— Data shown —
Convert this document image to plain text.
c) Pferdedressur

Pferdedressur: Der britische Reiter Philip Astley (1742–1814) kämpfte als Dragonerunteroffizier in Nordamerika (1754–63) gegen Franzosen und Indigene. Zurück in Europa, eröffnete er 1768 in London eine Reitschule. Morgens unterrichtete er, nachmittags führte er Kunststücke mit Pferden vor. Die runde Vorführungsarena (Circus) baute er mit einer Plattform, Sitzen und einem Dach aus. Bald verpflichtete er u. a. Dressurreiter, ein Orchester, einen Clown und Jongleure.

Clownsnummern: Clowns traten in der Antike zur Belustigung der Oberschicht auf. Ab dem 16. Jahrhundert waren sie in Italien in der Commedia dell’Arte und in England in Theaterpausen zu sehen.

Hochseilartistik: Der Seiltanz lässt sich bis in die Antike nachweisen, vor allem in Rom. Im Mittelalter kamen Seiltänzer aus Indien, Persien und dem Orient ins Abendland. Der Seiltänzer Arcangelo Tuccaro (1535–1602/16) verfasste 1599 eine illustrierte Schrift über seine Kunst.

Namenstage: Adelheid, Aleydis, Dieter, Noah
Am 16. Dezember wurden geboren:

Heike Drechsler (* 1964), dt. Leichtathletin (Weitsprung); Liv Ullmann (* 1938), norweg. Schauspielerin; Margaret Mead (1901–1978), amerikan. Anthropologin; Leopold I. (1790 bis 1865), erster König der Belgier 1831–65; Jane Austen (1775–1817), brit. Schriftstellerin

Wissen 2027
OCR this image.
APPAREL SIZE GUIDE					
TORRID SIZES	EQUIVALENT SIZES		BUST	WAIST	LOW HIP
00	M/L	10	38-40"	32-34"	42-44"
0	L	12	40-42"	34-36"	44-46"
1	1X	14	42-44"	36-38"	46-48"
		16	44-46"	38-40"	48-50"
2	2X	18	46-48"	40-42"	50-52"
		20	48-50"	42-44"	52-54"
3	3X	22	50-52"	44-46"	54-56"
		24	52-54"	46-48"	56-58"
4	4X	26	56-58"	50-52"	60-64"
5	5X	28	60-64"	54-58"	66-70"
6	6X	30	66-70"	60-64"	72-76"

— Work to be completed —
Give the records above again, word for word.

— Exercise answer —
Convert this document image to plain text.
c) Pferdedressur

Pferdedressur: Der britische Reiter Philip Astley (1742–1814) kämpfte als Dragonerunteroffizier in Nordamerika (1754–63) gegen Franzosen und Indigene. Zurück in Europa, eröffnete er 1768 in London eine Reitschule. Morgens unterrichtete er, nachmittags führte er Kunststücke mit Pferden vor. Die runde Vorführungsarena (Circus) baute er mit einer Plattform, Sitzen und einem Dach aus. Bald verpflichtete er u. a. Dressurreiter, ein Orchester, einen Clown und Jongleure.

Clownsnummern: Clowns traten in der Antike zur Belustigung der Oberschicht auf. Ab dem 16. Jahrhundert waren sie in Italien in der Commedia dell’Arte und in England in Theaterpausen zu sehen.

Hochseilartistik: Der Seiltanz lässt sich bis in die Antike nachweisen, vor allem in Rom. Im Mittelalter kamen Seiltänzer aus Indien, Persien und dem Orient ins Abendland. Der Seiltänzer Arcangelo Tuccaro (1535–1602/16) verfasste 1599 eine illustrierte Schrift über seine Kunst.

Namenstage: Adelheid, Aleydis, Dieter, Noah
Am 16. Dezember wurden geboren:

Heike Drechsler (* 1964), dt. Leichtathletin (Weitsprung); Liv Ullmann (* 1938), norweg. Schauspielerin; Margaret Mead (1901–1978), amerikan. Anthropologin; Leopold I. (1790 bis 1865), erster König der Belgier 1831–65; Jane Austen (1775–1817), brit. Schriftstellerin

Wissen 2027
OCR this image.
APPAREL SIZE GUIDE					
TORRID SIZES	EQUIVALENT SIZES		BUST	WAIST	LOW HIP
00	M/L	10	38-40"	32-34"	42-44"
0	L	12	40-42"	34-36"	44-46"
1	1X	14	42-44"	36-38"	46-48"
		16	44-46"	38-40"	48-50"
2	2X	18	46-48"	40-42"	50-52"
		20	48-50"	42-44"	52-54"
3	3X	22	50-52"	44-46"	54-56"
		24	52-54"	46-48"	56-58"
4	4X	26	56-58"	50-52"	60-64"
5	5X	28	60-64"	54-58"	66-70"
6	6X	30	66-70"	60-64"	72-76"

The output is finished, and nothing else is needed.